(Dataset records)
--- start ---
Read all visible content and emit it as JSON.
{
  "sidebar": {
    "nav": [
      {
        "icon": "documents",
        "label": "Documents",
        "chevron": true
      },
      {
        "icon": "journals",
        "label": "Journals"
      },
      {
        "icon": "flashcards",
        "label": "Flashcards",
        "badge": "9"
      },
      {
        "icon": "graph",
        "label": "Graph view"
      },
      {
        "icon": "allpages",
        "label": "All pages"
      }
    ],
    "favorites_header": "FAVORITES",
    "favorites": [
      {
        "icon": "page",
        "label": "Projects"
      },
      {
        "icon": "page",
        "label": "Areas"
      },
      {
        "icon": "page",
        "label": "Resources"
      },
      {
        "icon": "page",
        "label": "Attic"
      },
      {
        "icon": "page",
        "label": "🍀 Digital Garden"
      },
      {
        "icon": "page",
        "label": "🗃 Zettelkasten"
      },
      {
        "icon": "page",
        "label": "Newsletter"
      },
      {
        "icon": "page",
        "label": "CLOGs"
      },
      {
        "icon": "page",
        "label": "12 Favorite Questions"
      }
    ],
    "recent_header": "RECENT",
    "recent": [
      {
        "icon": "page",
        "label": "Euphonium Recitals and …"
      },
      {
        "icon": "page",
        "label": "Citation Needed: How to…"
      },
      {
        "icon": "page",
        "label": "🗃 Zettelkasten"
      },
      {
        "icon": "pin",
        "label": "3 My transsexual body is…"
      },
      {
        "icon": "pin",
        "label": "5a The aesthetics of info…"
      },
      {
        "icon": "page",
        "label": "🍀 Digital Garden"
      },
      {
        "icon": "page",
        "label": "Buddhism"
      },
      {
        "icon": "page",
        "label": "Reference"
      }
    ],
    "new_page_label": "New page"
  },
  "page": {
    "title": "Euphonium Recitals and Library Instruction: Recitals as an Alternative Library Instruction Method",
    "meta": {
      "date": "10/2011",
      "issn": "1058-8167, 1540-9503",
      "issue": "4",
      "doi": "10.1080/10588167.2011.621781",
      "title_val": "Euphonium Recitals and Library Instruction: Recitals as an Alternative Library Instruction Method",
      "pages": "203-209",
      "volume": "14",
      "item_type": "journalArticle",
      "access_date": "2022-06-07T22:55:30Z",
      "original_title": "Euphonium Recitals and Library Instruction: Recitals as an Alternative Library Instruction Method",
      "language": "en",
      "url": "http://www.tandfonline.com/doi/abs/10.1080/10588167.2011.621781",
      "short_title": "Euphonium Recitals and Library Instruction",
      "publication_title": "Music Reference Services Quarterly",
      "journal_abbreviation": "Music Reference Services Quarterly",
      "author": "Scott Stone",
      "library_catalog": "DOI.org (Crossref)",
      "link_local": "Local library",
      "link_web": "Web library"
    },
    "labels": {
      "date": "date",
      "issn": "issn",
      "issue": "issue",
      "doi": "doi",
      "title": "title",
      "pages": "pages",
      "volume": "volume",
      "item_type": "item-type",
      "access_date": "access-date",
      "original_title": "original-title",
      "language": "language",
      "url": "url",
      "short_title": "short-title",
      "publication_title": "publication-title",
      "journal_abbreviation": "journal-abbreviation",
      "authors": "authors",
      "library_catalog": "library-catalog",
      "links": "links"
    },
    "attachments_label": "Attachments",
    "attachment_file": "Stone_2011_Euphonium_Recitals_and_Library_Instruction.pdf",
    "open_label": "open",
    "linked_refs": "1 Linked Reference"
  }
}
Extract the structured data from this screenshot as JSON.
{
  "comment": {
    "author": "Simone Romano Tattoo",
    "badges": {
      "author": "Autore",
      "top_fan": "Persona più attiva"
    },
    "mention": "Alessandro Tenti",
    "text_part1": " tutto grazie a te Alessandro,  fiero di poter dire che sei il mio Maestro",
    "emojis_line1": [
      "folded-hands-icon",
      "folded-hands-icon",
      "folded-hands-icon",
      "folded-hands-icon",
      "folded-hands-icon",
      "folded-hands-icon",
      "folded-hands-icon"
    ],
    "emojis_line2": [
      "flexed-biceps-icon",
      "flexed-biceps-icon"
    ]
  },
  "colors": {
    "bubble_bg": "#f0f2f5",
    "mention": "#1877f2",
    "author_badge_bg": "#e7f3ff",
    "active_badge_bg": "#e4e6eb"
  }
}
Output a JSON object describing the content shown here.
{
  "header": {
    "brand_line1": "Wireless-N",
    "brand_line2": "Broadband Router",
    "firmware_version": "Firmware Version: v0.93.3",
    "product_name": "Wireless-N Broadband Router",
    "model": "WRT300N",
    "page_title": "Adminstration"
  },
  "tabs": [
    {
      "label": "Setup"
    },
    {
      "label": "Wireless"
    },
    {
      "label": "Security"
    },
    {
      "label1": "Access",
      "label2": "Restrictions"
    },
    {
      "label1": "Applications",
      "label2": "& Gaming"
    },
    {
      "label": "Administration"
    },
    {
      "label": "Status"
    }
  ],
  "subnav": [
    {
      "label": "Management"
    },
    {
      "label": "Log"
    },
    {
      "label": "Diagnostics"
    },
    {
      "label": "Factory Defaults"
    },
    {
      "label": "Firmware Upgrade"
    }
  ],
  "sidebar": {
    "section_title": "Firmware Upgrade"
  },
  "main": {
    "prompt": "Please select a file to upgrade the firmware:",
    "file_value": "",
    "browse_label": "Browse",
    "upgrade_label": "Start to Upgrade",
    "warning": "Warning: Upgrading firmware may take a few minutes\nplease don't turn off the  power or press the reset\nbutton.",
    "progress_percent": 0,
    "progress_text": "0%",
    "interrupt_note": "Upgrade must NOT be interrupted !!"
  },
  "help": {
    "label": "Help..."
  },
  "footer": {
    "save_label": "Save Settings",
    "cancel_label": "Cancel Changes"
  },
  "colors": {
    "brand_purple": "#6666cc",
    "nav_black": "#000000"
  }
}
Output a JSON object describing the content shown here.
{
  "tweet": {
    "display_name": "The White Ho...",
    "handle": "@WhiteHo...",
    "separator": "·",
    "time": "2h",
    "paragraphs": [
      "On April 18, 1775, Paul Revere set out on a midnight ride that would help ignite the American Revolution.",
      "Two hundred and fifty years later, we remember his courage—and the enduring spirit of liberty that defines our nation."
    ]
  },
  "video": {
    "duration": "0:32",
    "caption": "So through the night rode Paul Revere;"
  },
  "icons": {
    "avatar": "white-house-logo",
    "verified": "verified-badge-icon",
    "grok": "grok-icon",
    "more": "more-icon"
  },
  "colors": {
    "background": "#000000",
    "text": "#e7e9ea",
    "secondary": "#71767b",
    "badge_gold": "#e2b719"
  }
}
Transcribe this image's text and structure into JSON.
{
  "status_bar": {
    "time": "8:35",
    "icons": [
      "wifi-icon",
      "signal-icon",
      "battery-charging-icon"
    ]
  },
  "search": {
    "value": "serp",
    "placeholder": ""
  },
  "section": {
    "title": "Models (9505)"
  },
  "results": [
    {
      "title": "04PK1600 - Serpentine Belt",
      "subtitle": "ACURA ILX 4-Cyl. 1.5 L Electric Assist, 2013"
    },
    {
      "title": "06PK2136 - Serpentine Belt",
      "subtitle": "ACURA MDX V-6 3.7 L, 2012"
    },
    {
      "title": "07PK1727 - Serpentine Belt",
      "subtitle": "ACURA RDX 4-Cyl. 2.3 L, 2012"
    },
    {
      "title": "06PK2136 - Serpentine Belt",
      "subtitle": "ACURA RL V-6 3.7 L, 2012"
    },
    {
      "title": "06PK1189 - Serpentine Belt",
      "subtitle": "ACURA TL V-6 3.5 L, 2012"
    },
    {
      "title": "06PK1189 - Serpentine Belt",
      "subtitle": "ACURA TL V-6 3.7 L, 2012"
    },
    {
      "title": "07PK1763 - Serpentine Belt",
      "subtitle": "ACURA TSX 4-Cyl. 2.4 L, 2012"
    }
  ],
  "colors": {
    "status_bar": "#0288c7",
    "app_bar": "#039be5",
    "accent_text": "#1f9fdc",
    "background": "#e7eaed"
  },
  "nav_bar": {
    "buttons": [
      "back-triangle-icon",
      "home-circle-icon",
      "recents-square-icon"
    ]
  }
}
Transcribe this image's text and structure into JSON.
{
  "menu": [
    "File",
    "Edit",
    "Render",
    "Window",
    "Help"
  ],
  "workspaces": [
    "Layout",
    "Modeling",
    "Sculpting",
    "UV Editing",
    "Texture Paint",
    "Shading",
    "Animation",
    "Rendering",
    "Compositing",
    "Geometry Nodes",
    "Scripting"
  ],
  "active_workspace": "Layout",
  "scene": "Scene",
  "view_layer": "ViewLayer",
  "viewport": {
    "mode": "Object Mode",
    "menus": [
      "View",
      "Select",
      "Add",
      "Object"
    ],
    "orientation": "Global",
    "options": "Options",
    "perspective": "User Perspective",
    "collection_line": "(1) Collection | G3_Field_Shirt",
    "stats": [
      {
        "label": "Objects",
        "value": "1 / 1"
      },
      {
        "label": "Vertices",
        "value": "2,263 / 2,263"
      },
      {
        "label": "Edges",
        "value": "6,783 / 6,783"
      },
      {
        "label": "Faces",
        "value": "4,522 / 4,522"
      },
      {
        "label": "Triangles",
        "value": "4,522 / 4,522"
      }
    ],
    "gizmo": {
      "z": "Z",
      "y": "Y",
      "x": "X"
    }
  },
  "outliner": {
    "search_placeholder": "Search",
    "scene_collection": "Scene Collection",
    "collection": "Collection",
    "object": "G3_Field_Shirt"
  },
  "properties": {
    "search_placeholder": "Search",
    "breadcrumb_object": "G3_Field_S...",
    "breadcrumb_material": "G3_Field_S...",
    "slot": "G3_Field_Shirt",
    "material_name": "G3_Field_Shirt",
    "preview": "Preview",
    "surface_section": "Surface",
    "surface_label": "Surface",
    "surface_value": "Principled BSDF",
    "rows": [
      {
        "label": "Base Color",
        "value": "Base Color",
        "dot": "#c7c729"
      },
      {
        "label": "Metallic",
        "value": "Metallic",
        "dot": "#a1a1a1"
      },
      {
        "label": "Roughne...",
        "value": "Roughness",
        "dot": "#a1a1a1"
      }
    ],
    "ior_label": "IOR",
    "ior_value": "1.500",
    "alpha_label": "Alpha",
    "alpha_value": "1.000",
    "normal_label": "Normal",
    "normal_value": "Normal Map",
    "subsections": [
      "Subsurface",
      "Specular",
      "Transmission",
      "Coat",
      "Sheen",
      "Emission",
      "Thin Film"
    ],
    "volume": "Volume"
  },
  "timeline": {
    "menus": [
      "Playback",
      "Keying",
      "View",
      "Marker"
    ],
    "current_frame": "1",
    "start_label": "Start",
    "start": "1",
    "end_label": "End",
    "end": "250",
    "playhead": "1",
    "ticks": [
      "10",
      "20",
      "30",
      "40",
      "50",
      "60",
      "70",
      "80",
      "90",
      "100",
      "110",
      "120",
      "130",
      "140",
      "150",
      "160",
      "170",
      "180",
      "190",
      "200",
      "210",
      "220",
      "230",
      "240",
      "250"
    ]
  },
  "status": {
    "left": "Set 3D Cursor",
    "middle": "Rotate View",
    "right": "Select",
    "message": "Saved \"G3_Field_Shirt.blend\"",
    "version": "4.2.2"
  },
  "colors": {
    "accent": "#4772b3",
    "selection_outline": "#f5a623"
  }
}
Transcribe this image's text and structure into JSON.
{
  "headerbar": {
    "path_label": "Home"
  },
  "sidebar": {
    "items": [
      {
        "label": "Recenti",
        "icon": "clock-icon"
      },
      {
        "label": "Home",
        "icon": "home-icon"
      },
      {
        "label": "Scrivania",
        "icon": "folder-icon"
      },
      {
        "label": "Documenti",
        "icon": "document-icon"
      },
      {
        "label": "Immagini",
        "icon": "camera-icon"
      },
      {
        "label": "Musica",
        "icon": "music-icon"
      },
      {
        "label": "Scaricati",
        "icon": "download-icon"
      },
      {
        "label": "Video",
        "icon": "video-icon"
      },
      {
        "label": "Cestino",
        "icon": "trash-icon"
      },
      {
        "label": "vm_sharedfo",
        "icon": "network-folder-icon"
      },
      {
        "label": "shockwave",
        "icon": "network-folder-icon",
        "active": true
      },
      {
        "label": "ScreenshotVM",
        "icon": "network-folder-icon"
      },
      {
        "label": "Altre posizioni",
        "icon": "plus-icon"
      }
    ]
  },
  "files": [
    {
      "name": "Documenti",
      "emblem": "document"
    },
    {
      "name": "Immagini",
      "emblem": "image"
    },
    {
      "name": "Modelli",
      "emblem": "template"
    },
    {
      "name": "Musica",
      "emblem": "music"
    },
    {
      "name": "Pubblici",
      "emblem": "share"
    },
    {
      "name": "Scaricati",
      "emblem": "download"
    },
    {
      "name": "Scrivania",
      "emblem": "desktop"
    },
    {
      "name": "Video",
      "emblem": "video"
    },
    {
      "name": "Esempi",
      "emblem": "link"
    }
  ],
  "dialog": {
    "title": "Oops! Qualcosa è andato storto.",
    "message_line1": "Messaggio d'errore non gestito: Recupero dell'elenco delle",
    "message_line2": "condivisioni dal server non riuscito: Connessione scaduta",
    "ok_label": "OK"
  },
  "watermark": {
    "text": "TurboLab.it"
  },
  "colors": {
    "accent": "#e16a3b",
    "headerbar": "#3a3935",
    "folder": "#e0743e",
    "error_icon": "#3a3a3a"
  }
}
--- end ---
Look above for every line with the word "Paul" and copy it.

■ Solution to the exercise:
      "On April 18, 1775, Paul Revere set out on a midnight ride that would help ignite the American Revolution.",
    "caption": "So through the night rode Paul Revere;"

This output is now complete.